Tuesday, May 24, 2011

Harlaxton: Final Thoughts

We had a fantastic semester in Harlaxton. We would love to go again whenever Alan gets another turn (maybe in five or six years?).

The manor is a wonderful place to live, and the folks at Harlaxton run a good ship. The housekeeping and grounds crews keep the place immaculate. And we were all made to feel right at home—every detail was arranged for our arrival, including snacks in our apartment and children’s books on the shelves.

Food in the Refectory was ok. It was cafeteria food cooked to serve a large number of people. So there were inherently some limitations in quality. But definitely passable. Coop maybe wouldn’t entirely agree, but they always had a dessert, which was a big hit with him, and he ate a lot of yogurt. (I’ve convinced myself that yogurt is some kind of miracle food, and as long as he eats that, he’ll be ok...) Given that all of our meals were provided, we didn’t eat out much. When we were traveling, we usually found a local pub. And pub food is always yummy!

We liked living with (among) the students. I wasn’t sure we would; I thought it might get old after a while. But our room was tucked out of the way so we saw very few people and heard even fewer. The students were so kind to Cooper, which really helped. And they always had fun stories to tell about their previous weekend’s travels or their itineraries for the following weekend.

Alan’s classes (you know... the official reason we were there) went well. He greatly appreciated the quality of his students’ work. Most schools require a minimum GPA for a Harlaxton semester, so on average, this group of students was sharper than student body back here. His classes were small, which meant way less grading. And he had plenty of time in the evenings to work on some other projects. (Though he did miss his wood shop!)

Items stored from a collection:
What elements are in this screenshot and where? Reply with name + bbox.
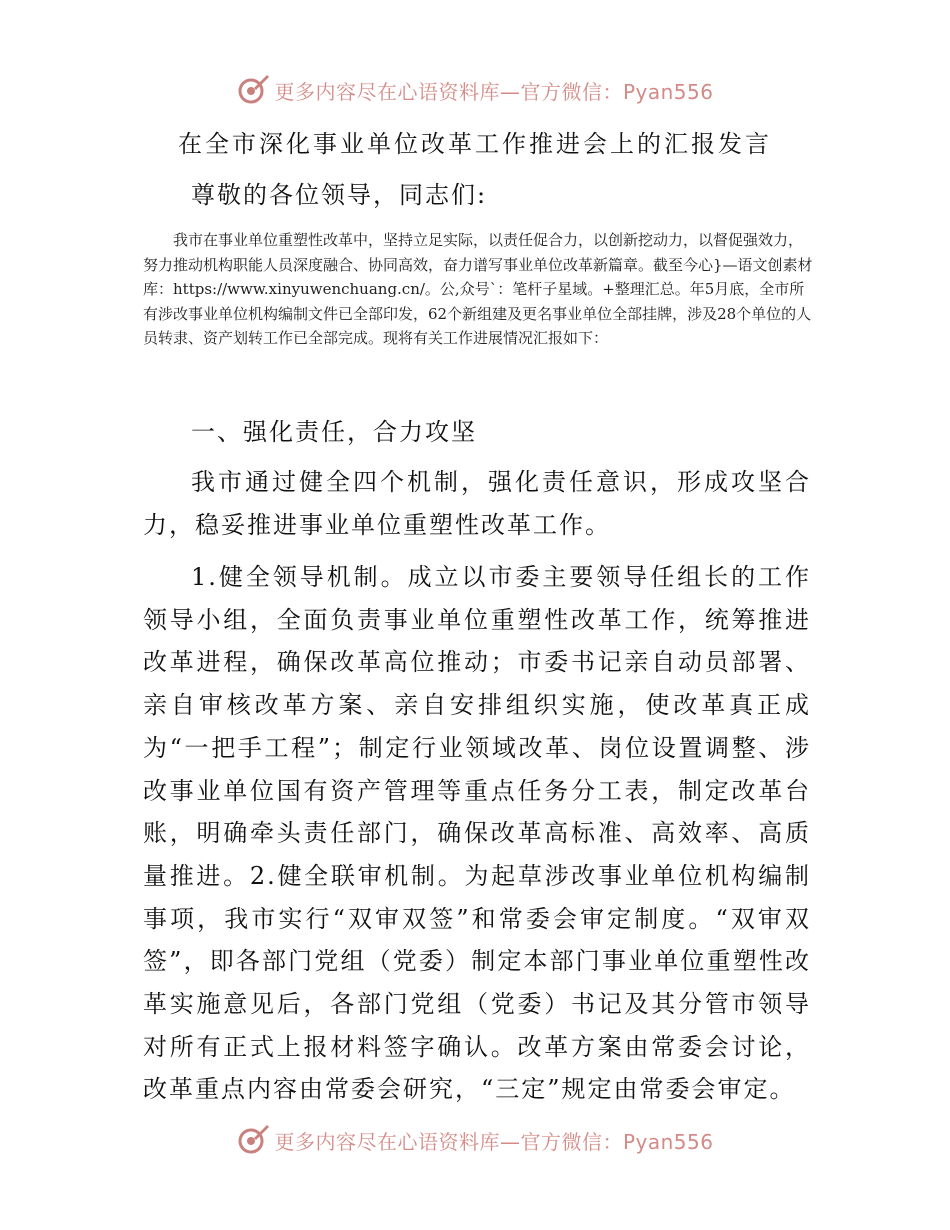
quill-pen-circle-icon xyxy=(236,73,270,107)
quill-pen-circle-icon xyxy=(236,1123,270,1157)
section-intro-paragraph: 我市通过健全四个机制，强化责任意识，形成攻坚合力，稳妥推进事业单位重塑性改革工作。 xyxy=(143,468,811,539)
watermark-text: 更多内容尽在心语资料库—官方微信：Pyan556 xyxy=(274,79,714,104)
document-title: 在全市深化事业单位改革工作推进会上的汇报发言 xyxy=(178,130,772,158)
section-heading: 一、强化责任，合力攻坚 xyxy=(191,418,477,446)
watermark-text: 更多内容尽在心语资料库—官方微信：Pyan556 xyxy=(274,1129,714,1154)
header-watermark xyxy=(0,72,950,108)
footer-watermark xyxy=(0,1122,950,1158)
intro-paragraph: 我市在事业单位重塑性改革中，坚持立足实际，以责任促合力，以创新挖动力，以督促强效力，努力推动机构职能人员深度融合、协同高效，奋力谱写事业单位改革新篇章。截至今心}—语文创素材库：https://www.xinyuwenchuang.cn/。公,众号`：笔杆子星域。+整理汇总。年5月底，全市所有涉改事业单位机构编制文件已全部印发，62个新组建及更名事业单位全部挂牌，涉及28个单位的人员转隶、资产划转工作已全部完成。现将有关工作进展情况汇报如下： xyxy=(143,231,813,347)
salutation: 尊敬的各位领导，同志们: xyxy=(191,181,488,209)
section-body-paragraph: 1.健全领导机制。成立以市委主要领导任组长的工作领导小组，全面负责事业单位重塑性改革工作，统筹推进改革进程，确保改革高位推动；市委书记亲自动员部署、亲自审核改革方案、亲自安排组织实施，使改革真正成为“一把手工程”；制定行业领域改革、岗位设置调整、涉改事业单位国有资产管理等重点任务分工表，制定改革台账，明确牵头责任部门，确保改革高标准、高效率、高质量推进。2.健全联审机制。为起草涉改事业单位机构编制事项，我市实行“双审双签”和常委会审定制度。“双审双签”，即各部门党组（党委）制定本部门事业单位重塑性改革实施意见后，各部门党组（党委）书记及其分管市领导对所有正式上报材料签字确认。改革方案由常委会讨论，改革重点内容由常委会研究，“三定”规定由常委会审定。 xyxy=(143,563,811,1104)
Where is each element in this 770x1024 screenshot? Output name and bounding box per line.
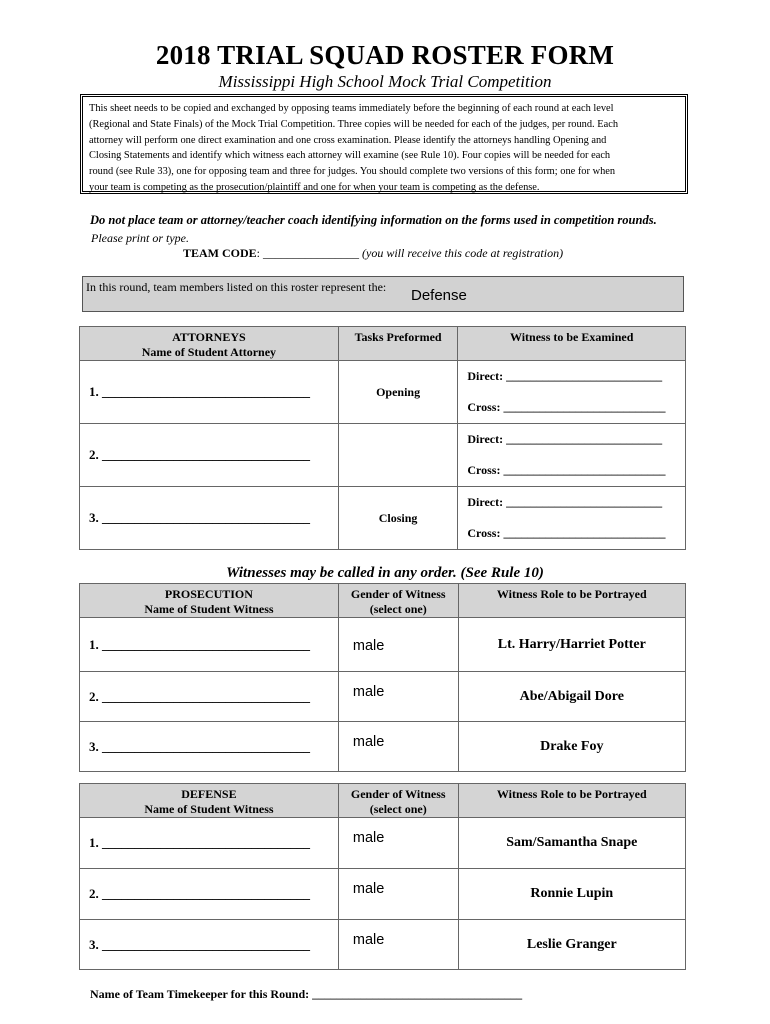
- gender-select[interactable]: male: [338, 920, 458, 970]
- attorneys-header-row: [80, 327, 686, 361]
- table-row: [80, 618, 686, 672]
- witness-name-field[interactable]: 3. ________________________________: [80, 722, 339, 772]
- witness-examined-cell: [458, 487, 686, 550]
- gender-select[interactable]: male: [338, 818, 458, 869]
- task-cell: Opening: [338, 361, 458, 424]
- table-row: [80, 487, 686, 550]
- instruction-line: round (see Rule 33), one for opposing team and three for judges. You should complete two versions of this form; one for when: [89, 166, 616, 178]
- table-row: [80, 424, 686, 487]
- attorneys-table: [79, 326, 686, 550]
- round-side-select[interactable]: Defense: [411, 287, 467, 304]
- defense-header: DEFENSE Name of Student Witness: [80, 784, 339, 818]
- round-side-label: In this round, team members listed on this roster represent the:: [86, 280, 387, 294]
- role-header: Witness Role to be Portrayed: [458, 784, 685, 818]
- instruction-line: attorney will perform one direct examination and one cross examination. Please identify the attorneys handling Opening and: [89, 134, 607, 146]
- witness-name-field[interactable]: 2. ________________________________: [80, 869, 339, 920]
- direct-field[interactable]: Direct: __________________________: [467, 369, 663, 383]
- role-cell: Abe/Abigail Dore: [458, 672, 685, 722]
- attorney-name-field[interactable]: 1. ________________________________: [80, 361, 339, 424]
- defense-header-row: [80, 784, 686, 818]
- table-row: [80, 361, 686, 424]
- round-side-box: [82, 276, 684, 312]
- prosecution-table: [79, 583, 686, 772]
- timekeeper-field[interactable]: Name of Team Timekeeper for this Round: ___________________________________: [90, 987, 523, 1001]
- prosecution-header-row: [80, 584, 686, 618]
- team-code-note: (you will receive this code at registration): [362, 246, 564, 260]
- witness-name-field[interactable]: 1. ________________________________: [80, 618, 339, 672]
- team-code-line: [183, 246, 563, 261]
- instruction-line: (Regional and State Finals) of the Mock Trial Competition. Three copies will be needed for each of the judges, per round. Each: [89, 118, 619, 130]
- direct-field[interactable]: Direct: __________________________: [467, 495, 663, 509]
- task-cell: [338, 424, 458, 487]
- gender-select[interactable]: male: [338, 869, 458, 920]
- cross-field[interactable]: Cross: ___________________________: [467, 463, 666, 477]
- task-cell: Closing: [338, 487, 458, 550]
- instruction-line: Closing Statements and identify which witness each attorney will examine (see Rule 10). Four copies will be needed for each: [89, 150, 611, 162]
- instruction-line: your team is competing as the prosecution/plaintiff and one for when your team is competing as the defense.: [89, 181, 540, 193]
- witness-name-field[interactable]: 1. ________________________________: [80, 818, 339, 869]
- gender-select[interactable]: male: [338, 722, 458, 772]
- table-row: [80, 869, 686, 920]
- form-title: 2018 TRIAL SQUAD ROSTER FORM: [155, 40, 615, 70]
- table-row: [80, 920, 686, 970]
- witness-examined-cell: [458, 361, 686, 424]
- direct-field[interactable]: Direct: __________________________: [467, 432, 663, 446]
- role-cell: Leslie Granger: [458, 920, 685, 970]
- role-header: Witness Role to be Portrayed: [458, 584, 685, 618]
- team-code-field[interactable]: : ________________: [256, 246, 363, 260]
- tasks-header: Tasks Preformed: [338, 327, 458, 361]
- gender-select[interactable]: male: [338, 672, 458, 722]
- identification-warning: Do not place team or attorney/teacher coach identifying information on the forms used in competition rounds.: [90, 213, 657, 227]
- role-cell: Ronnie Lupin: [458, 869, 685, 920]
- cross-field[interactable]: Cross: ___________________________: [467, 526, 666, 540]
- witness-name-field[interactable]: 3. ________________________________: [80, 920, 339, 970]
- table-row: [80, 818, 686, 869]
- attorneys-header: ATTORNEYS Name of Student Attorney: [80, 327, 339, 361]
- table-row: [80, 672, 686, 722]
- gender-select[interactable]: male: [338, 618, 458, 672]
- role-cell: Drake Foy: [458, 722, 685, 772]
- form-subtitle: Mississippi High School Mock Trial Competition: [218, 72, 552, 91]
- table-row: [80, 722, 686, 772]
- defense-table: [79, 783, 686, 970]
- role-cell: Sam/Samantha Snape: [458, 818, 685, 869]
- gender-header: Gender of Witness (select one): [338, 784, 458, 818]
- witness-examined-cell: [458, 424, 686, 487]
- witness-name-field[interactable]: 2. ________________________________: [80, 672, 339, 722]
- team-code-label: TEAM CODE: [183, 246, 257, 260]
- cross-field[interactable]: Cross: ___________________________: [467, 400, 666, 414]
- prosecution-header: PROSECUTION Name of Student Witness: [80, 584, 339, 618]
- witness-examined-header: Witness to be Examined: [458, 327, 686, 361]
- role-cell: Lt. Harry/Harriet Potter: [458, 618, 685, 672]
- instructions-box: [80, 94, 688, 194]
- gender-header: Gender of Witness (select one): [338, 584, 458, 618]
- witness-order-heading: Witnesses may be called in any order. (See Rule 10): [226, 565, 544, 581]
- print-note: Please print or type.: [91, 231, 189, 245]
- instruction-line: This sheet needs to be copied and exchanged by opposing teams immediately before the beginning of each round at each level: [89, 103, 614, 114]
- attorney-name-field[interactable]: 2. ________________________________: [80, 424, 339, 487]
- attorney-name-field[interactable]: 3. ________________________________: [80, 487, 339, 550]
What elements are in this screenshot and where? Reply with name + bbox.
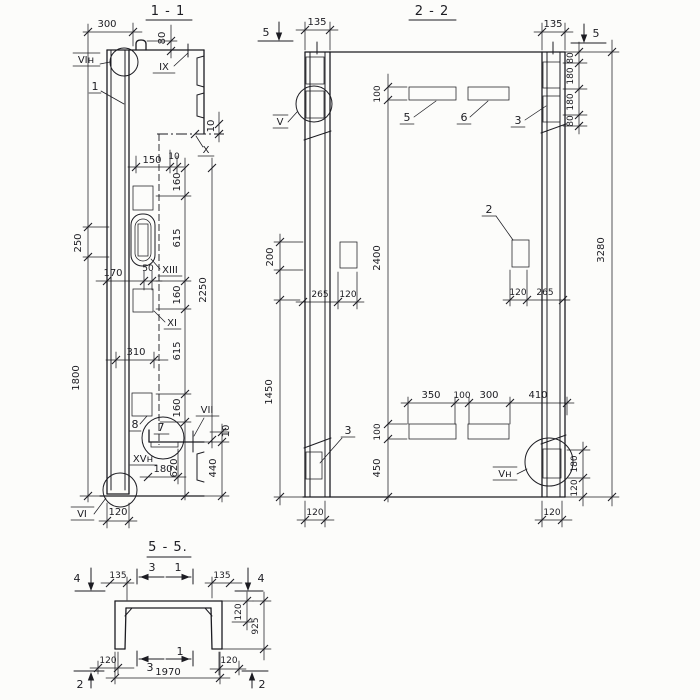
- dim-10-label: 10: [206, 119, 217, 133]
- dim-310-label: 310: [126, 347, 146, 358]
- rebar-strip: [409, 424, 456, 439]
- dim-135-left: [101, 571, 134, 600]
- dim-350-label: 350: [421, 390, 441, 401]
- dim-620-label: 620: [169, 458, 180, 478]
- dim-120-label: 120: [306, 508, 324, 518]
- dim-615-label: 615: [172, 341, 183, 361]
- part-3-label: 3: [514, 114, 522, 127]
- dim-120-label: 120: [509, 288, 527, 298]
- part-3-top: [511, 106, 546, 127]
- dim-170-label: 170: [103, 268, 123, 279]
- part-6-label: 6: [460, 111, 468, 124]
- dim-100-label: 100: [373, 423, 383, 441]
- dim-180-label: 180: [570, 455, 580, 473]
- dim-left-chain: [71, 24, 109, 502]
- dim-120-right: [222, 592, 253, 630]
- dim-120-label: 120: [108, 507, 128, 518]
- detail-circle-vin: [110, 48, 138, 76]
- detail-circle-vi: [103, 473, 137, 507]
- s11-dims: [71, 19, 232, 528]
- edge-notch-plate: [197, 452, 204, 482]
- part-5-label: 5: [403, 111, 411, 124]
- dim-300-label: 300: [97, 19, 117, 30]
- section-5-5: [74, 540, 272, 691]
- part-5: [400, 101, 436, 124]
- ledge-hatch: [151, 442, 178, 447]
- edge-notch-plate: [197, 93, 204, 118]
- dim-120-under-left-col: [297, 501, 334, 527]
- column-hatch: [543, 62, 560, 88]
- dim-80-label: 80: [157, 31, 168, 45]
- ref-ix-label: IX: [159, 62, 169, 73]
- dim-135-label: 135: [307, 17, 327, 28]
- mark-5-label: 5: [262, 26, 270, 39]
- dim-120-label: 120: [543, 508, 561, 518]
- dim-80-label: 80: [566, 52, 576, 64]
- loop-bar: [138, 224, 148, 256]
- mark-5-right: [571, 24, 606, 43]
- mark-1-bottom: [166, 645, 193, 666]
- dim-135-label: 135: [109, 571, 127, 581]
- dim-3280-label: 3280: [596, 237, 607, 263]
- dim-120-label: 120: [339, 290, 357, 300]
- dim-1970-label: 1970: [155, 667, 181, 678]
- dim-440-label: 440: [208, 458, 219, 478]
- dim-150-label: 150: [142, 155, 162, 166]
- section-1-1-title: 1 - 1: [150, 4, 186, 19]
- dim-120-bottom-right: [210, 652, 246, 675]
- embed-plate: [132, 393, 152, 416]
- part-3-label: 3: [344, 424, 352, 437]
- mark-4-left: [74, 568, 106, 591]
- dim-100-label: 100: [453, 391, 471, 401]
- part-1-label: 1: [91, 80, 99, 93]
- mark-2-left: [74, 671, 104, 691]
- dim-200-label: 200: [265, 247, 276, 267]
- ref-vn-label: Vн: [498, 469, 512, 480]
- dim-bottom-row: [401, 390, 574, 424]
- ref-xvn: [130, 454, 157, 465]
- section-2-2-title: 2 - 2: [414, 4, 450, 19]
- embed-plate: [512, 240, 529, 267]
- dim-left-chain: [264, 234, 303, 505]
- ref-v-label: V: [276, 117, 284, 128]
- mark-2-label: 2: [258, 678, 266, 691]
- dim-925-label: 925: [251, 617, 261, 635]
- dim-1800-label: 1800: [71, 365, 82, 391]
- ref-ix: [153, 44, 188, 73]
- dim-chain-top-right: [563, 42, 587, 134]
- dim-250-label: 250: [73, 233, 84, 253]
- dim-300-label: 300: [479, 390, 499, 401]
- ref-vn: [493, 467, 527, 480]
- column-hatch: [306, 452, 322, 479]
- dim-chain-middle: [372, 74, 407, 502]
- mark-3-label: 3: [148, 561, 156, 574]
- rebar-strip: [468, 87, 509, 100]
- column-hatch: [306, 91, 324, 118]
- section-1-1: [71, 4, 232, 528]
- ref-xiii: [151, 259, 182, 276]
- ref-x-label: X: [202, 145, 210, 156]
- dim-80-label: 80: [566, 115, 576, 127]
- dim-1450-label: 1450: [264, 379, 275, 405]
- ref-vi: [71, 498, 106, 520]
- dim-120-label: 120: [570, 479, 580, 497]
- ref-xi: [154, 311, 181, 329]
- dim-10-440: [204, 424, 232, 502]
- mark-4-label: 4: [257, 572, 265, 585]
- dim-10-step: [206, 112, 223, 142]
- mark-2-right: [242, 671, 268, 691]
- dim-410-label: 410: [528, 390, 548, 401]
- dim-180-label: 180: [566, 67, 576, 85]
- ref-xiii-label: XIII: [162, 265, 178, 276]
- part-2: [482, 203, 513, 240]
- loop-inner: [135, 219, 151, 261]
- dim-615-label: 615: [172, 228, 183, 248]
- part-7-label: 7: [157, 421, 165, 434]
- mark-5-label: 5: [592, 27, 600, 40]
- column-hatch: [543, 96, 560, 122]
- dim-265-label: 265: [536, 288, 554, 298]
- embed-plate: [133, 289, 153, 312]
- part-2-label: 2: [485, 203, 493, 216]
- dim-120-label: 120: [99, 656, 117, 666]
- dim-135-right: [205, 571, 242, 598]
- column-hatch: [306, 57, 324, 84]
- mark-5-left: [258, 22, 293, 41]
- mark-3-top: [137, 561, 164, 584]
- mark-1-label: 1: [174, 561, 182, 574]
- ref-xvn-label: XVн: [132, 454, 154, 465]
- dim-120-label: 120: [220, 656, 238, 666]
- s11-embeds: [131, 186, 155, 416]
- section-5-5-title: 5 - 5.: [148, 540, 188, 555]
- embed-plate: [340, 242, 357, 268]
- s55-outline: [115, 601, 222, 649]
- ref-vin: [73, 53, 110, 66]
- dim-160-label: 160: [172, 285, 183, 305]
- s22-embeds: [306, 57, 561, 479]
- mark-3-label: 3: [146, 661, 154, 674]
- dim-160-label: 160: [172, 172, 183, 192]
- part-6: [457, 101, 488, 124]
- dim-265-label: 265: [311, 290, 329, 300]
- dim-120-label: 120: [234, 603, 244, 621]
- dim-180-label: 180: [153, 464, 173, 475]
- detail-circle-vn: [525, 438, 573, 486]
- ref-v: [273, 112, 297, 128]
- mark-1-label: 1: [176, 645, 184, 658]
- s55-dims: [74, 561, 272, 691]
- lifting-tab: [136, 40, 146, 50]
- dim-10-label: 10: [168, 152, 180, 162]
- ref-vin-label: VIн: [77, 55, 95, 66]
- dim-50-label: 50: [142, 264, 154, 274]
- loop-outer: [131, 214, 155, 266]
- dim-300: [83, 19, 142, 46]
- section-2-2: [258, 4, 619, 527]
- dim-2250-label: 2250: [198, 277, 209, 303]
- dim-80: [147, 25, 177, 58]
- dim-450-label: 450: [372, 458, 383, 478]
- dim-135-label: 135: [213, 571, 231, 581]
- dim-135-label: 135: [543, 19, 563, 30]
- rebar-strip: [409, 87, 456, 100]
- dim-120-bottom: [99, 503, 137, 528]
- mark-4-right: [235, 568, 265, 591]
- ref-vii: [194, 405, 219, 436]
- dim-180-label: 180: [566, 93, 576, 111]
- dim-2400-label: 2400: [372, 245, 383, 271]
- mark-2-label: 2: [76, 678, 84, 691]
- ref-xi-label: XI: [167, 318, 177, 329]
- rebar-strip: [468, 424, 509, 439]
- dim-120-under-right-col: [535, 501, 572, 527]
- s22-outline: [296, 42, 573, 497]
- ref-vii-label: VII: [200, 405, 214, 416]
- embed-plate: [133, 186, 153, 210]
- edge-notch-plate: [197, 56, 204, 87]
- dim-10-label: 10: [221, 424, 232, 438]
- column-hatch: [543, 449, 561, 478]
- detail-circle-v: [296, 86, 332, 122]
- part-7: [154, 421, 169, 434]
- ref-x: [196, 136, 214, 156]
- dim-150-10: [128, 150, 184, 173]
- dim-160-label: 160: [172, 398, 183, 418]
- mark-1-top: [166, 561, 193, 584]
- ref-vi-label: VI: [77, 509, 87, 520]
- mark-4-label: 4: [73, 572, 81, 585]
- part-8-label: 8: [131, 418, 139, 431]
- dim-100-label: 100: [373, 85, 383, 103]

> _WHAT TO WORK ON_:
Reproduce the Harlaxton post's text word for word, everything from "The manor is" down to "on the shelves.". The material here was taken from a separate source.

> _WRITTEN ANSWER_:
The manor is a wonderful place to live, and the folks at Harlaxton run a good ship. The housekeeping and grounds crews keep the place immaculate. And we were all made to feel right at home—every detail was arranged for our arrival, including snacks in our apartment and children’s books on the shelves.